▶ _Task goal_: Could you copy the material word for word, from its start through the line containing "List all visible", leaving out the pictures?
Begin
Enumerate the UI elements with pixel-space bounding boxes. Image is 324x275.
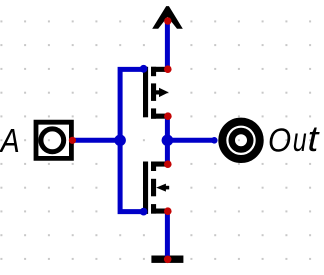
svg-text:t: t	[308, 118, 320, 159]
svg-text:O: O	[268, 122, 291, 159]
svg-text:A: A	[0, 122, 20, 159]
svg-text:u: u	[293, 122, 307, 159]
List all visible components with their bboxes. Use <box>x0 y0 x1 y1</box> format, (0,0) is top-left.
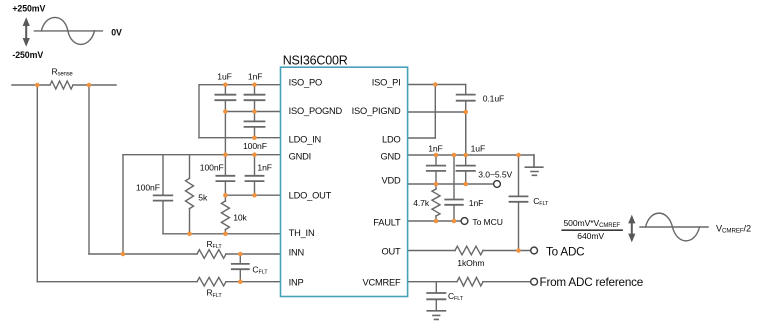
wire VDD <box>408 183 494 185</box>
capacitor C 100nF left leg <box>162 155 164 234</box>
svg-text:LDO_IN: LDO_IN <box>289 134 321 144</box>
double arrow +-250mV <box>23 17 30 47</box>
capacitor C 100nF ldoin plates <box>245 121 265 127</box>
wire ISO_PO net <box>199 85 281 138</box>
terminal From ADC reference <box>531 278 538 285</box>
wire GNDI left drop to INN <box>122 155 124 254</box>
capacitor CFLT in plates <box>232 264 249 269</box>
junction VDD a <box>434 182 439 187</box>
capacitor C 100nF left plates <box>154 195 173 200</box>
svg-text:ISO_POGND: ISO_POGND <box>289 106 343 116</box>
capacitor C 1nF top plates <box>245 95 265 101</box>
svg-text:+250mV: +250mV <box>12 4 45 14</box>
capacitor C 1uF vdd leg <box>465 112 467 184</box>
capacitor C 1uF left column plumbing <box>224 85 226 155</box>
resistor 10k legs <box>224 195 226 234</box>
wire ISO_PI <box>408 84 466 86</box>
junction TH_IN b <box>223 232 228 237</box>
svg-text:TH_IN: TH_IN <box>289 228 315 238</box>
junction FAULT b <box>452 219 457 224</box>
sine wave right curve <box>646 213 700 241</box>
svg-text:3.0~5.5V: 3.0~5.5V <box>478 170 512 180</box>
junction ISO_POGND b <box>252 109 257 114</box>
svg-text:OUT: OUT <box>381 247 401 257</box>
svg-text:INP: INP <box>289 278 304 288</box>
svg-text:100nF: 100nF <box>200 162 224 172</box>
wire LDO_IN <box>199 137 281 139</box>
junction ISO_PO b <box>252 82 257 87</box>
resistor 10k <box>221 201 229 230</box>
svg-text:1uF: 1uF <box>471 143 486 153</box>
resistor VCMREF series <box>457 277 483 286</box>
svg-text:To MCU: To MCU <box>472 217 502 227</box>
sine wave right axis <box>640 226 708 228</box>
wire shunt+ vertical to INP <box>36 85 38 282</box>
capacitor C 100nF mid plates <box>216 176 234 181</box>
capacitor CFLT vcm leg <box>435 282 437 311</box>
resistor RFLT inp <box>197 277 226 286</box>
terminal To MCU <box>461 218 468 225</box>
ground symbol GND <box>525 155 543 175</box>
junction FAULT a <box>434 219 439 224</box>
resistor 1kOhm <box>455 246 483 255</box>
wire ISO_PIGND <box>408 111 466 113</box>
wire ISO_PI drop to LDO <box>434 85 436 139</box>
svg-text:-250mV: -250mV <box>12 50 43 60</box>
svg-text:100nF: 100nF <box>243 141 267 151</box>
node shunt- <box>87 83 92 88</box>
wire INP <box>37 281 280 283</box>
junction GNDI b <box>252 152 257 157</box>
capacitor C 1nF top column plumbing <box>254 85 256 138</box>
svg-text:4.7k: 4.7k <box>413 198 430 208</box>
resistor 4.7k legs <box>435 184 437 221</box>
wire INN <box>89 253 281 255</box>
capacitor CFLT vcm plates <box>427 293 445 299</box>
junction GND c <box>463 153 468 158</box>
svg-text:ISO_PIGND: ISO_PIGND <box>352 106 401 116</box>
capacitor C 1nF ldoout leg <box>254 155 256 196</box>
sine wave left axis <box>34 30 102 32</box>
junction OUT <box>516 248 521 253</box>
capacitor C 0.1uF plates <box>457 95 475 101</box>
junction ISO_PIGND <box>463 110 468 115</box>
junction GND a <box>434 153 439 158</box>
sine wave left curve <box>41 17 94 44</box>
svg-text:VDD: VDD <box>381 176 401 186</box>
terminal To ADC <box>531 247 538 254</box>
svg-text:NSI36C00R: NSI36C00R <box>283 53 348 67</box>
capacitor C 1nF vdd leg <box>435 155 437 184</box>
wire FAULT <box>408 220 461 222</box>
svg-text:FAULT: FAULT <box>373 217 401 227</box>
svg-text:100nF: 100nF <box>136 183 160 193</box>
svg-text:From ADC reference: From ADC reference <box>540 276 644 289</box>
wire GNDI rail <box>123 154 281 156</box>
capacitor C 0.1uF leg <box>465 85 467 156</box>
capacitor C 1uF vdd plates <box>457 166 475 171</box>
svg-text:1kOhm: 1kOhm <box>457 258 484 268</box>
svg-text:1uF: 1uF <box>217 72 232 82</box>
svg-text:INN: INN <box>289 248 304 258</box>
resistor Rsense <box>50 81 73 89</box>
junction ISO_POGND a <box>223 109 228 114</box>
resistor RFLT inn <box>197 250 226 259</box>
svg-text:5k: 5k <box>198 192 208 202</box>
fraction bar <box>561 230 623 231</box>
wire ISO_POGND <box>225 111 280 113</box>
svg-text:10k: 10k <box>233 212 247 222</box>
svg-text:1nF: 1nF <box>257 162 272 172</box>
junction LDO_OUT b <box>252 193 257 198</box>
wire GND <box>408 154 534 156</box>
capacitor C 1nF ldoout plates <box>246 176 264 181</box>
capacitor C 1uF plates <box>215 95 235 101</box>
svg-text:ISO_PI: ISO_PI <box>372 78 401 88</box>
resistor 4.7k <box>432 189 440 216</box>
junction TH_IN a <box>187 232 192 237</box>
svg-text:ISO_PO: ISO_PO <box>289 78 322 88</box>
svg-text:GND: GND <box>380 151 401 161</box>
svg-text:GNDI: GNDI <box>289 151 311 161</box>
junction INN a <box>121 252 126 257</box>
svg-text:LDO: LDO <box>382 134 401 144</box>
terminal circles <box>461 181 537 286</box>
junction INP <box>238 279 243 284</box>
capacitor CFLT out plates <box>510 196 528 201</box>
junction GND b <box>452 153 457 158</box>
double arrow 640mV swing <box>628 215 635 243</box>
junction LDO_OUT a <box>223 193 228 198</box>
capacitor CFLT in leg <box>239 254 241 282</box>
svg-text:VCMREF: VCMREF <box>362 278 401 288</box>
junction GNDI a <box>223 152 228 157</box>
capacitor C 1nF fault leg <box>453 155 455 221</box>
junction ISO_PO a <box>223 82 228 87</box>
wire OUT <box>408 250 531 252</box>
wire LDO_OUT <box>225 194 280 196</box>
resistor 5k <box>186 178 194 208</box>
svg-text:0.1uF: 0.1uF <box>483 93 504 103</box>
wire TH_IN <box>163 233 281 235</box>
junction INN b <box>238 252 243 257</box>
svg-text:LDO_OUT: LDO_OUT <box>289 191 332 201</box>
svg-text:0V: 0V <box>111 27 122 37</box>
junction GND d <box>516 153 521 158</box>
svg-text:To ADC: To ADC <box>546 246 584 259</box>
svg-text:640mV: 640mV <box>577 231 604 241</box>
capacitor C 1nF vdd plates <box>427 166 445 171</box>
svg-text:1nF: 1nF <box>428 143 443 153</box>
capacitor C 100nF mid leg <box>224 155 226 196</box>
terminal 3.0-5.5V <box>494 181 501 188</box>
junction VDD b <box>463 182 468 187</box>
ground symbol VCMREF cap <box>427 311 445 320</box>
svg-text:1nF: 1nF <box>469 198 484 208</box>
wire VCMREF <box>408 281 531 283</box>
node shunt+ <box>35 83 40 88</box>
capacitor C 1nF fault plates <box>445 200 463 205</box>
svg-text:1nF: 1nF <box>248 72 263 82</box>
wire shunt- vertical to INN <box>88 85 90 254</box>
IC NSI36C00R body <box>281 67 408 296</box>
junction LDO_IN <box>252 135 257 140</box>
wire Rsense line <box>12 84 116 86</box>
wire LDO <box>408 137 436 139</box>
junction ISO_PI <box>433 82 438 87</box>
capacitor CFLT out leg <box>518 155 520 251</box>
resistor 5k legs <box>189 155 191 234</box>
End
▶ _Response below_:
Enumerate the UI elements with pixel-space bounding boxes. Image is 324x275.
svg-text:t: t	[308, 118, 320, 159]
svg-text:O: O	[268, 122, 291, 159]
svg-text:A: A	[0, 122, 20, 159]
svg-text:u: u	[293, 122, 307, 159]
List all visible components with their bboxes. Use <box>x0 y0 x1 y1</box> format, (0,0) is top-left.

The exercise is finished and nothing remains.